Task goal:
Write out the material exactly. Do not include the pictures.

## begin Supplied entries

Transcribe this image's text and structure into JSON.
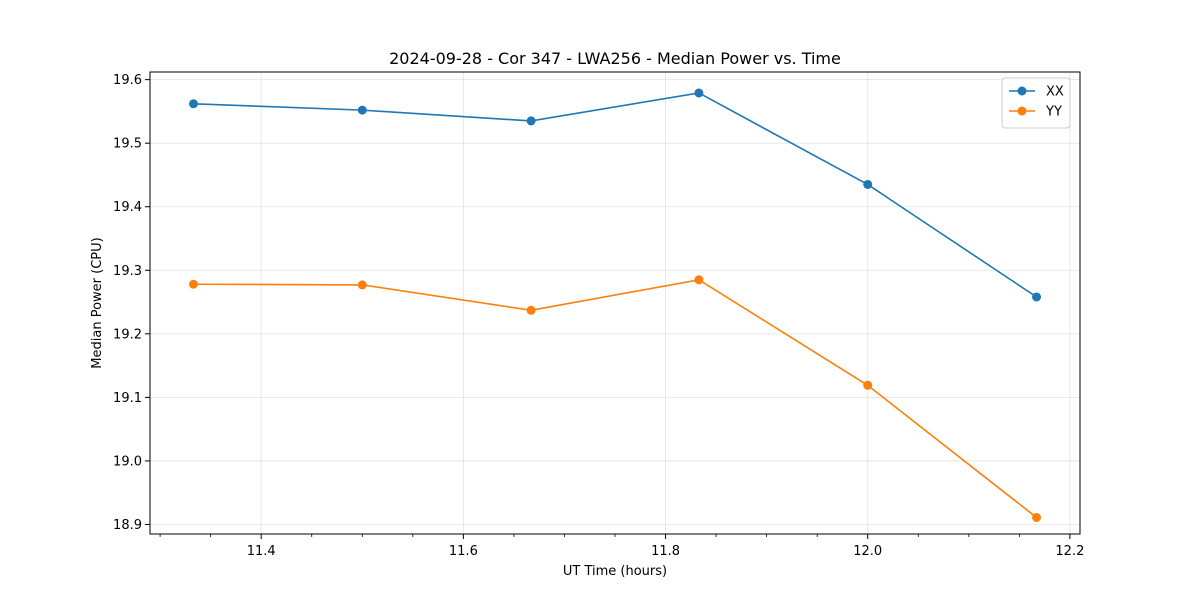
{
  "chart_data": {
    "type": "line",
    "title": "2024-09-28 - Cor 347 - LWA256 - Median Power vs. Time",
    "xlabel": "UT Time (hours)",
    "ylabel": "Median Power (CPU)",
    "xlim": [
      11.29,
      12.21
    ],
    "ylim": [
      18.885,
      19.612
    ],
    "x_ticks": [
      11.4,
      11.6,
      11.8,
      12.0,
      12.2
    ],
    "x_tick_labels": [
      "11.4",
      "11.6",
      "11.8",
      "12.0",
      "12.2"
    ],
    "x_minor_ticks": [
      11.3,
      11.35,
      11.45,
      11.5,
      11.55,
      11.65,
      11.7,
      11.75,
      11.85,
      11.9,
      11.95,
      12.05,
      12.1,
      12.15
    ],
    "y_ticks": [
      18.9,
      19.0,
      19.1,
      19.2,
      19.3,
      19.4,
      19.5,
      19.6
    ],
    "y_tick_labels": [
      "18.9",
      "19.0",
      "19.1",
      "19.2",
      "19.3",
      "19.4",
      "19.5",
      "19.6"
    ],
    "grid": true,
    "legend_position": "top-right",
    "x": [
      11.333,
      11.5,
      11.667,
      11.833,
      12.0,
      12.167
    ],
    "series": [
      {
        "name": "XX",
        "color": "#1f77b4",
        "values": [
          19.562,
          19.552,
          19.535,
          19.579,
          19.435,
          19.258
        ]
      },
      {
        "name": "YY",
        "color": "#ff7f0e",
        "values": [
          19.278,
          19.277,
          19.237,
          19.285,
          19.119,
          18.911
        ]
      }
    ]
  }
}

## end Supplied entries

Solution to this exercise:
Transcribe this image's text and structure into JSON.
{
  "chart_data": {
    "type": "line",
    "title": "2024-09-28 - Cor 347 - LWA256 - Median Power vs. Time",
    "xlabel": "UT Time (hours)",
    "ylabel": "Median Power (CPU)",
    "xlim": [
      11.29,
      12.21
    ],
    "ylim": [
      18.885,
      19.612
    ],
    "x_ticks": [
      11.4,
      11.6,
      11.8,
      12.0,
      12.2
    ],
    "x_tick_labels": [
      "11.4",
      "11.6",
      "11.8",
      "12.0",
      "12.2"
    ],
    "x_minor_ticks": [
      11.3,
      11.35,
      11.45,
      11.5,
      11.55,
      11.65,
      11.7,
      11.75,
      11.85,
      11.9,
      11.95,
      12.05,
      12.1,
      12.15
    ],
    "y_ticks": [
      18.9,
      19.0,
      19.1,
      19.2,
      19.3,
      19.4,
      19.5,
      19.6
    ],
    "y_tick_labels": [
      "18.9",
      "19.0",
      "19.1",
      "19.2",
      "19.3",
      "19.4",
      "19.5",
      "19.6"
    ],
    "grid": true,
    "legend_position": "top-right",
    "x": [
      11.333,
      11.5,
      11.667,
      11.833,
      12.0,
      12.167
    ],
    "series": [
      {
        "name": "XX",
        "color": "#1f77b4",
        "values": [
          19.562,
          19.552,
          19.535,
          19.579,
          19.435,
          19.258
        ]
      },
      {
        "name": "YY",
        "color": "#ff7f0e",
        "values": [
          19.278,
          19.277,
          19.237,
          19.285,
          19.119,
          18.911
        ]
      }
    ]
  }
}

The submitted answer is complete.